- _To do_
Go through the data below. Pull out every line that has the word "Bridge".
◇ ◇ ◇ ◇
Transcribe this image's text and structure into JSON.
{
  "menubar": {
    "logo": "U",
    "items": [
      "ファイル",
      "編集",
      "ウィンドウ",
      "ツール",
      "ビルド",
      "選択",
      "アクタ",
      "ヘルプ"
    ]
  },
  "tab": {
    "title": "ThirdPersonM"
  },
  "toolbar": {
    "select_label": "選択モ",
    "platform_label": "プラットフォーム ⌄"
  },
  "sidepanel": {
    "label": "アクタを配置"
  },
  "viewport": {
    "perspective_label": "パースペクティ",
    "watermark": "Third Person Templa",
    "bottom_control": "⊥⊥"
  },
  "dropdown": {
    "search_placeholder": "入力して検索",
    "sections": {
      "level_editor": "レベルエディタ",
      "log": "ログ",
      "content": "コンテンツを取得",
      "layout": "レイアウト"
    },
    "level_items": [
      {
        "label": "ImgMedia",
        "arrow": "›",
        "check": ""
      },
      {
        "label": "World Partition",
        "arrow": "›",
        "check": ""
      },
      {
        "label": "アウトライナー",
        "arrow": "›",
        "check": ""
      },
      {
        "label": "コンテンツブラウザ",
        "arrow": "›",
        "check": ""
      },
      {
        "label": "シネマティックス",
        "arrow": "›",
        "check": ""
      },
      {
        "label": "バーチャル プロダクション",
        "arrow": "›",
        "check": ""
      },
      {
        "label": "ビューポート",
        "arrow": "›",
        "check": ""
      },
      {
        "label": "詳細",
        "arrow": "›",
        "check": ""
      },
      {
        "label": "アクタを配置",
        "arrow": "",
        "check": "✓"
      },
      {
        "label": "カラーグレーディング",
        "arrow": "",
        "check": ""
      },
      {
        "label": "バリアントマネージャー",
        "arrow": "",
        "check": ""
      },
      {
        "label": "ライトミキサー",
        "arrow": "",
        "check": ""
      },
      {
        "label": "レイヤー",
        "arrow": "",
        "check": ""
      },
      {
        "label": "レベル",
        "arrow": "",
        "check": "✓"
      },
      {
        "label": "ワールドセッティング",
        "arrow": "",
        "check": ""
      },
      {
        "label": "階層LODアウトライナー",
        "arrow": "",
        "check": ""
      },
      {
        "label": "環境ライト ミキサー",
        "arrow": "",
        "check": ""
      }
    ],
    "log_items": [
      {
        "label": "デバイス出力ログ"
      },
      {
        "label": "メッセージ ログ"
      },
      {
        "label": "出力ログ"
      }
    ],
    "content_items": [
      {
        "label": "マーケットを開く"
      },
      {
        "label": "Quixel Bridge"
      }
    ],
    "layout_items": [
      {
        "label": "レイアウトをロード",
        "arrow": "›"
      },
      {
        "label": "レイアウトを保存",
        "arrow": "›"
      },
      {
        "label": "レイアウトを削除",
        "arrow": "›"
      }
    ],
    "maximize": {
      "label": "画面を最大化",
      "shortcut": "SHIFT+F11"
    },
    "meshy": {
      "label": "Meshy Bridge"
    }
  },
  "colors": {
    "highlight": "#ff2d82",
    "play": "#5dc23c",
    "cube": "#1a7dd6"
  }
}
◇ ◇ ◇ ◇
- _Response to the task_
        "label": "Quixel Bridge"
      "label": "Meshy Bridge"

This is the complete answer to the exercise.